──────── Exercise input ────────

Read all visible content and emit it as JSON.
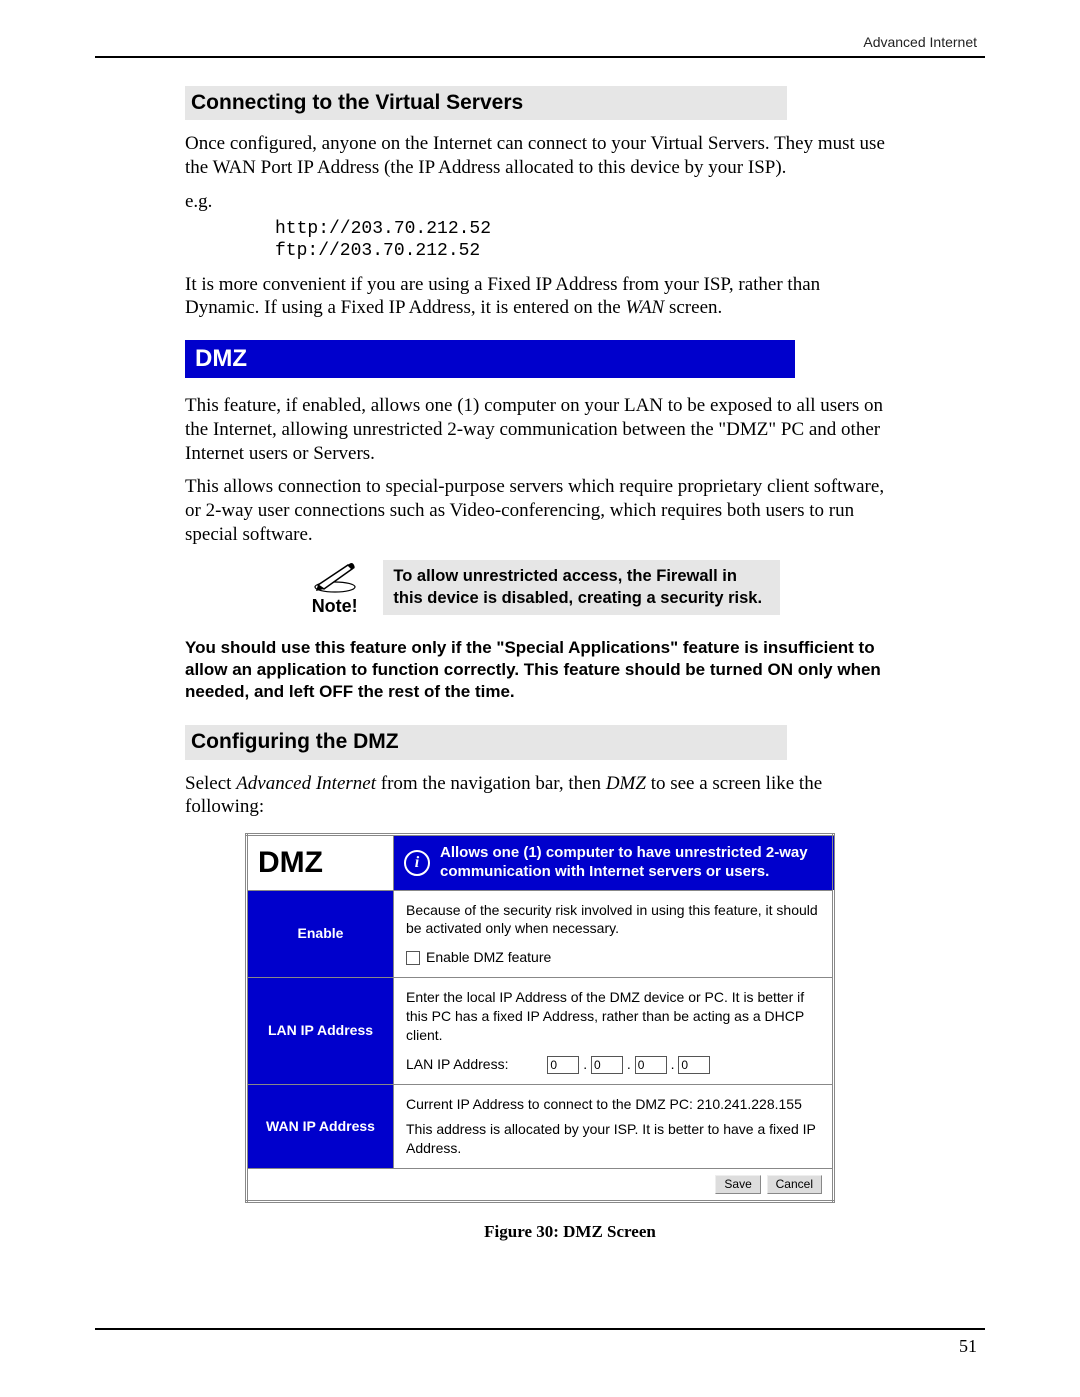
{
  "header": {
    "title": "Advanced Internet"
  },
  "section1": {
    "heading": "Connecting to the Virtual Servers",
    "para1": "Once configured, anyone on the Internet can connect to your Virtual Servers. They must use the WAN Port IP Address (the IP Address allocated to this device by your ISP).",
    "eg_label": "e.g.",
    "code": "http://203.70.212.52\nftp://203.70.212.52",
    "para2_a": "It is more convenient if you are using a Fixed IP Address from your ISP, rather than Dynamic. If using a Fixed IP Address, it is entered on the ",
    "para2_em": "WAN",
    "para2_b": " screen."
  },
  "dmz_bar": "DMZ",
  "dmz_intro": {
    "p1": "This feature, if enabled, allows one (1) computer on your LAN to be exposed to all users on the Internet, allowing unrestricted 2-way communication between the \"DMZ\" PC and other Internet users or Servers.",
    "p2": "This allows connection to special-purpose servers which require proprietary client software, or 2-way user connections such as Video-conferencing, which requires both users to run special software."
  },
  "note": {
    "label": "Note!",
    "text": "To allow unrestricted access, the Firewall in this device is disabled, creating a security risk."
  },
  "warning": "You should use this feature only if the \"Special Applications\" feature is insufficient to allow an application to function correctly. This feature should be turned ON only when needed, and left OFF the rest of the time.",
  "section2": {
    "heading": "Configuring the DMZ",
    "instruction_a": "Select ",
    "instruction_em1": "Advanced Internet",
    "instruction_b": " from the navigation bar, then ",
    "instruction_em2": "DMZ",
    "instruction_c": " to see a screen like the following:"
  },
  "form": {
    "title": "DMZ",
    "description": "Allows one (1) computer to have unrestricted 2-way communication with Internet servers or users.",
    "enable": {
      "label": "Enable",
      "text": "Because of the security risk involved in using this feature, it should be activated only when necessary.",
      "checkbox_label": "Enable DMZ feature"
    },
    "lan": {
      "label": "LAN IP Address",
      "text": "Enter the local IP Address of the DMZ device or PC. It is better if this PC has a fixed IP Address, rather than be acting as a DHCP client.",
      "field_label": "LAN IP Address:",
      "ip": [
        "0",
        "0",
        "0",
        "0"
      ]
    },
    "wan": {
      "label": "WAN IP Address",
      "text1": "Current IP Address to connect to the DMZ PC:  210.241.228.155",
      "text2": "This address is allocated by your ISP. It is better to have a fixed IP Address."
    },
    "buttons": {
      "save": "Save",
      "cancel": "Cancel"
    }
  },
  "caption": "Figure 30: DMZ Screen",
  "page_number": "51"
}
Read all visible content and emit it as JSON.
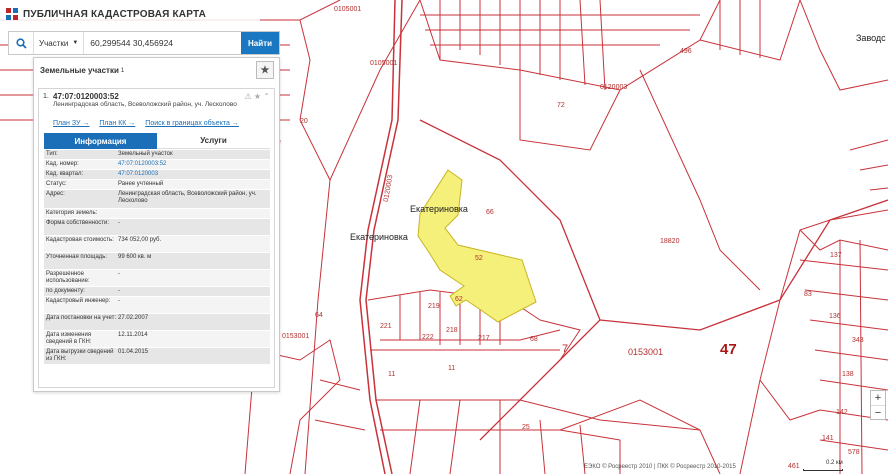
{
  "header": {
    "title": "ПУБЛИЧНАЯ КАДАСТРОВАЯ КАРТА"
  },
  "search": {
    "type_label": "Участки",
    "value": "60,299544 30,456924",
    "button_label": "Найти"
  },
  "panel": {
    "title": "Земельные участки",
    "count": "1",
    "result": {
      "number": "1.",
      "cad_number": "47:07:0120003:52",
      "address": "Ленинградская область, Всеволожский район, уч. Лесколово",
      "links": [
        "План ЗУ →",
        "План КК →",
        "Поиск в границах объекта →"
      ]
    },
    "tabs": [
      "Информация",
      "Услуги"
    ],
    "properties": [
      {
        "label": "Тип:",
        "value": "Земельный участок"
      },
      {
        "label": "Кад. номер:",
        "value": "47:07:0120003:52"
      },
      {
        "label": "Кад. квартал:",
        "value": "47:07:0120003"
      },
      {
        "label": "Статус:",
        "value": "Ранее учтенный"
      },
      {
        "label": "Адрес:",
        "value": "Ленинградская область, Всеволожский район, уч. Лесколово"
      },
      {
        "label": "Категория земель:",
        "value": ""
      },
      {
        "label": "Форма собственности:",
        "value": "-"
      },
      {
        "label": "Кадастровая стоимость:",
        "value": "734 052,00 руб."
      },
      {
        "label": "Уточненная площадь:",
        "value": "99 600 кв. м"
      },
      {
        "label": "Разрешенное использование:",
        "value": "-"
      },
      {
        "label": "по документу:",
        "value": "-"
      },
      {
        "label": "Кадастровый инженер:",
        "value": "-"
      },
      {
        "label": "Дата постановки на учет:",
        "value": "27.02.2007"
      },
      {
        "label": "Дата изменения сведений в ГКН:",
        "value": "12.11.2014"
      },
      {
        "label": "Дата выгрузки сведений из ГКН:",
        "value": "01.04.2015"
      }
    ]
  },
  "map": {
    "places": [
      "Екатериновка",
      "Екатериновка",
      "Заводс"
    ],
    "kvartal_big": "47",
    "kvartal_numbers": [
      "0105001",
      "0105001",
      "0120003",
      "0120003",
      "0153001",
      "0153001"
    ],
    "parcel_numbers": [
      "496",
      "72",
      "20",
      "66",
      "52",
      "62",
      "219",
      "221",
      "222",
      "217",
      "218",
      "68",
      "7",
      "64",
      "11",
      "11",
      "25",
      "18820",
      "137",
      "83",
      "136",
      "343",
      "138",
      "142",
      "141",
      "578",
      "461"
    ],
    "accent_color": "#c0252b",
    "highlight_color": "#f5f07a"
  },
  "controls": {
    "zoom_in": "+",
    "zoom_out": "−",
    "scale_label": "0.2 км"
  },
  "footer": {
    "copyright": "ЕЭКО © Росреестр 2010 | ПКК © Росреестр 2010-2015"
  }
}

────────

▶ **Task description**
Copy each line above containing the string "device".

▶ **Solution to the exercise**
    "para1": "Once configured, anyone on the Internet can connect to your Virtual Servers. They must use the WAN Port IP Address (the IP Address allocated to this device by your ISP).",
    "text": "To allow unrestricted access, the Firewall in this device is disabled, creating a security risk."
      "text": "Enter the local IP Address of the DMZ device or PC. It is better if this PC has a fixed IP Address, rather than be acting as a DHCP client.",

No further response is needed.